Task prompt
For the string "culture", state the number of lines in the data that contain it, and nothing else.

[Stored data]
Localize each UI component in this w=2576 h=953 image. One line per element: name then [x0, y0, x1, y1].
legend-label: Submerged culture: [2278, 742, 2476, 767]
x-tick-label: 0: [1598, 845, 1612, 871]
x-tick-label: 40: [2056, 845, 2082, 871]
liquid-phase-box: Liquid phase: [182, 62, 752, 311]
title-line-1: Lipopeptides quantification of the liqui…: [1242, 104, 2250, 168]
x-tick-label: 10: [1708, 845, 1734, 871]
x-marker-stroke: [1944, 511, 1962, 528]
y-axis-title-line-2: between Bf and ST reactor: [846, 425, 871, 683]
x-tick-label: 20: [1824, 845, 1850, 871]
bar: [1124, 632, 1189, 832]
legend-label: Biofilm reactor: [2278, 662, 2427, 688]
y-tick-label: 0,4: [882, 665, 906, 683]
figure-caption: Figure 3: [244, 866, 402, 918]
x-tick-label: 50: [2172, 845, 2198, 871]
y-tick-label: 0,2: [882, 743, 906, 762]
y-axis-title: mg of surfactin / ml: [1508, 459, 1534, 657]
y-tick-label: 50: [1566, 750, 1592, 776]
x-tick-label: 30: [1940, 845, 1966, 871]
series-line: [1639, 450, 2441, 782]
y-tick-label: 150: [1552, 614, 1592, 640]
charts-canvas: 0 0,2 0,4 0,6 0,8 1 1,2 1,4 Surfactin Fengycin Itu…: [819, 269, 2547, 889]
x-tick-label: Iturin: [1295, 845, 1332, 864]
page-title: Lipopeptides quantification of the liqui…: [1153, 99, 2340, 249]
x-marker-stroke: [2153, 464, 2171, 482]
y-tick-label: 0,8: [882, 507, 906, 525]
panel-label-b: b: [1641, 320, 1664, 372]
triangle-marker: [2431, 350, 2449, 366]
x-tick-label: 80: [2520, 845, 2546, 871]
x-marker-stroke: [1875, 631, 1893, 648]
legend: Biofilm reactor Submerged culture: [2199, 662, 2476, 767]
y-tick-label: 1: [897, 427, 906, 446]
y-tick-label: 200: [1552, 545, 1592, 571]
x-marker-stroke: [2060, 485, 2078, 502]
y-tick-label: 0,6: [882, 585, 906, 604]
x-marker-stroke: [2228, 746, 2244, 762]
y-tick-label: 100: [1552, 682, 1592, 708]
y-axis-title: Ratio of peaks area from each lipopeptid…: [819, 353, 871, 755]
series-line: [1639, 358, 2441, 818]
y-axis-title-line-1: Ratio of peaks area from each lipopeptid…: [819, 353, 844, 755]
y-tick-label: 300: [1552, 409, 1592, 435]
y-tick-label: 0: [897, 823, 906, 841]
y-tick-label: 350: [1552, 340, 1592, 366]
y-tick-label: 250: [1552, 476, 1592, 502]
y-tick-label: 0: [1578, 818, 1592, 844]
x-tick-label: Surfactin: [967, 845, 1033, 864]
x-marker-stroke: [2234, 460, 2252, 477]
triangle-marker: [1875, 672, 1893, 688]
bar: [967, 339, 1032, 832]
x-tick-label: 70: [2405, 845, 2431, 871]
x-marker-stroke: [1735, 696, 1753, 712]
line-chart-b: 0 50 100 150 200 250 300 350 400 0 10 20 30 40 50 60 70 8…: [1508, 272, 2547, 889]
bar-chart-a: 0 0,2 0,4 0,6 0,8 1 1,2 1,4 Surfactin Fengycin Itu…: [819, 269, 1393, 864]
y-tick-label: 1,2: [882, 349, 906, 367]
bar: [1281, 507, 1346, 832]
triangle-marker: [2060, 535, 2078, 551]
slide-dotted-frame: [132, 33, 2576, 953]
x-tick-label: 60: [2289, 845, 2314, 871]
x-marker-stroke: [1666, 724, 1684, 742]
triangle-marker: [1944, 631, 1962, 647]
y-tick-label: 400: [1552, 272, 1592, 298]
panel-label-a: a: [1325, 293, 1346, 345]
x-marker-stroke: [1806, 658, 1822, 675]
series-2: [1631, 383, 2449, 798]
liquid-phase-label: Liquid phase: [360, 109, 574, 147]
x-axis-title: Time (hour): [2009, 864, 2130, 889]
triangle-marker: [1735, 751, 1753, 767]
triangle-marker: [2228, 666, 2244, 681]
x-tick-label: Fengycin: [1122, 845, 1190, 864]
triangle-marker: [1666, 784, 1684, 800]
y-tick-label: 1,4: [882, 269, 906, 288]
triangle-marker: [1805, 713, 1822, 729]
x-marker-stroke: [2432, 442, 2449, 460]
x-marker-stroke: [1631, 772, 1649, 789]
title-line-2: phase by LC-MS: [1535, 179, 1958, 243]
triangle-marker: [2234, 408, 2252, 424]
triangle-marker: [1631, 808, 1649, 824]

Your solution
2